Goal |
Copy every line of the data that contains the string "spaces".
□ □ □ □ □
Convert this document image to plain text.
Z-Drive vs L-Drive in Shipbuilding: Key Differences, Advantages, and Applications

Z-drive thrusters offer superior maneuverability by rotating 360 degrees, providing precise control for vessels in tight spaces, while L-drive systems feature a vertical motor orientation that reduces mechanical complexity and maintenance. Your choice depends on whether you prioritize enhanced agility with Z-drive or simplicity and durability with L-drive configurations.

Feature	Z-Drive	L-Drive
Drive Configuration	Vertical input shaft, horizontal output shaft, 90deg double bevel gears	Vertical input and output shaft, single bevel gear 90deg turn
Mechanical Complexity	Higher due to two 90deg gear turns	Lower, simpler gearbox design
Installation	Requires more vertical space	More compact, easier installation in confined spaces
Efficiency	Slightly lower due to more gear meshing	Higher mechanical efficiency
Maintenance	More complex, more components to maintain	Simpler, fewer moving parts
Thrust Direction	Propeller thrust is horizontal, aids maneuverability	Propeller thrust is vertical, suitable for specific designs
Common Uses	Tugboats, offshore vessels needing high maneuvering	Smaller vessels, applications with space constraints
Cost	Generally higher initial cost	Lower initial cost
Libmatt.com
□ □ □ □ □
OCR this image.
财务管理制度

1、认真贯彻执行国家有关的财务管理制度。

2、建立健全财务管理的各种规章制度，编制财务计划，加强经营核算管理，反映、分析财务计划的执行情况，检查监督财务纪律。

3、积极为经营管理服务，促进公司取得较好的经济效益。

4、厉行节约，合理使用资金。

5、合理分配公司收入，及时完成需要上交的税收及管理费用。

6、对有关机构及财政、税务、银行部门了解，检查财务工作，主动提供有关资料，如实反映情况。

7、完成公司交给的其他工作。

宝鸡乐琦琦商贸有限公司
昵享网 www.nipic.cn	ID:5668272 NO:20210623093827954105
□ □ □ □ □
Answer to the problem |
Z-drive thrusters offer superior maneuverability by rotating 360 degrees, providing precise control for vessels in tight spaces, while L-drive systems feature a vertical motor orientation that reduces mechanical complexity and maintenance. Your choice depends on whether you prioritize enhanced agility with Z-drive or simplicity and durability with L-drive configurations.
Installation	Requires more vertical space	More compact, easier installation in confined spaces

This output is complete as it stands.